# start of Records shown
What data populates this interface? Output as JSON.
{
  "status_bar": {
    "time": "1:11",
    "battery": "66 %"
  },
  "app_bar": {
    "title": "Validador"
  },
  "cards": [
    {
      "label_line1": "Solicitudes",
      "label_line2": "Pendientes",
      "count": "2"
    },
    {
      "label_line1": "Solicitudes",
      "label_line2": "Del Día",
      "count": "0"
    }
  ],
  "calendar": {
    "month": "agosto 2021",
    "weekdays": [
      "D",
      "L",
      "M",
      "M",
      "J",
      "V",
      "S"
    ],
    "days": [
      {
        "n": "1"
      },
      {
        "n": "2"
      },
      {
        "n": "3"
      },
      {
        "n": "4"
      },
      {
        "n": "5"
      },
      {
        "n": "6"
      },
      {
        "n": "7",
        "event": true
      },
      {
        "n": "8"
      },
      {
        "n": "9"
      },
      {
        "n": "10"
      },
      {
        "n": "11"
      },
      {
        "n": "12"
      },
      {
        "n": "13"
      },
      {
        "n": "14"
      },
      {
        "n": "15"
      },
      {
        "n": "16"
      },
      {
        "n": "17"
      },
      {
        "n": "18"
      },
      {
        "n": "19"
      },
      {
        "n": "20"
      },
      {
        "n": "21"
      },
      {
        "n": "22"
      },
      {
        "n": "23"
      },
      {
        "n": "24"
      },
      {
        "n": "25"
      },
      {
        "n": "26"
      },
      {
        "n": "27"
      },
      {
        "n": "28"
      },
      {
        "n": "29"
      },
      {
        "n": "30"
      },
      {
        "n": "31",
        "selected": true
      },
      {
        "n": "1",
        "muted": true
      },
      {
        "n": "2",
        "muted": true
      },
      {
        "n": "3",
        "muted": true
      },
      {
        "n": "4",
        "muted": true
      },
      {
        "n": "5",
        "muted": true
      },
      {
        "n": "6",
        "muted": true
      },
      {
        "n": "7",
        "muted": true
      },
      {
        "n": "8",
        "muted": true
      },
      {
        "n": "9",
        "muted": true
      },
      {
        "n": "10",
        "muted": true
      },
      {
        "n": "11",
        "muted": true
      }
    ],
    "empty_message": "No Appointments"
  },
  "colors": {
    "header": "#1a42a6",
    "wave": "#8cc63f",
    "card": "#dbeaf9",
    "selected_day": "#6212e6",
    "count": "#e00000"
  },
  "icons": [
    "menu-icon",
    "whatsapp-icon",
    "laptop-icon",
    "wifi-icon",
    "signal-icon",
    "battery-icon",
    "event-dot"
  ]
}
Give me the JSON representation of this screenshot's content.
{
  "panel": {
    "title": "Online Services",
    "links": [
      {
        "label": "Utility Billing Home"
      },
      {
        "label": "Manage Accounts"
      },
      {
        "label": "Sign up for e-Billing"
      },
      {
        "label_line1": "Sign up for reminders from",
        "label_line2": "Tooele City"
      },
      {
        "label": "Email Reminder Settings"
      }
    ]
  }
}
# end of Records shown
_What you are asked to do_:
Copy every record above exactly as it appears.

_Correct result_:
What data populates this interface? Output as JSON.
{
  "status_bar": {
    "time": "1:11",
    "battery": "66 %"
  },
  "app_bar": {
    "title": "Validador"
  },
  "cards": [
    {
      "label_line1": "Solicitudes",
      "label_line2": "Pendientes",
      "count": "2"
    },
    {
      "label_line1": "Solicitudes",
      "label_line2": "Del Día",
      "count": "0"
    }
  ],
  "calendar": {
    "month": "agosto 2021",
    "weekdays": [
      "D",
      "L",
      "M",
      "M",
      "J",
      "V",
      "S"
    ],
    "days": [
      {
        "n": "1"
      },
      {
        "n": "2"
      },
      {
        "n": "3"
      },
      {
        "n": "4"
      },
      {
        "n": "5"
      },
      {
        "n": "6"
      },
      {
        "n": "7",
        "event": true
      },
      {
        "n": "8"
      },
      {
        "n": "9"
      },
      {
        "n": "10"
      },
      {
        "n": "11"
      },
      {
        "n": "12"
      },
      {
        "n": "13"
      },
      {
        "n": "14"
      },
      {
        "n": "15"
      },
      {
        "n": "16"
      },
      {
        "n": "17"
      },
      {
        "n": "18"
      },
      {
        "n": "19"
      },
      {
        "n": "20"
      },
      {
        "n": "21"
      },
      {
        "n": "22"
      },
      {
        "n": "23"
      },
      {
        "n": "24"
      },
      {
        "n": "25"
      },
      {
        "n": "26"
      },
      {
        "n": "27"
      },
      {
        "n": "28"
      },
      {
        "n": "29"
      },
      {
        "n": "30"
      },
      {
        "n": "31",
        "selected": true
      },
      {
        "n": "1",
        "muted": true
      },
      {
        "n": "2",
        "muted": true
      },
      {
        "n": "3",
        "muted": true
      },
      {
        "n": "4",
        "muted": true
      },
      {
        "n": "5",
        "muted": true
      },
      {
        "n": "6",
        "muted": true
      },
      {
        "n": "7",
        "muted": true
      },
      {
        "n": "8",
        "muted": true
      },
      {
        "n": "9",
        "muted": true
      },
      {
        "n": "10",
        "muted": true
      },
      {
        "n": "11",
        "muted": true
      }
    ],
    "empty_message": "No Appointments"
  },
  "colors": {
    "header": "#1a42a6",
    "wave": "#8cc63f",
    "card": "#dbeaf9",
    "selected_day": "#6212e6",
    "count": "#e00000"
  },
  "icons": [
    "menu-icon",
    "whatsapp-icon",
    "laptop-icon",
    "wifi-icon",
    "signal-icon",
    "battery-icon",
    "event-dot"
  ]
}
Give me the JSON representation of this screenshot's content.
{
  "panel": {
    "title": "Online Services",
    "links": [
      {
        "label": "Utility Billing Home"
      },
      {
        "label": "Manage Accounts"
      },
      {
        "label": "Sign up for e-Billing"
      },
      {
        "label_line1": "Sign up for reminders from",
        "label_line2": "Tooele City"
      },
      {
        "label": "Email Reminder Settings"
      }
    ]
  }
}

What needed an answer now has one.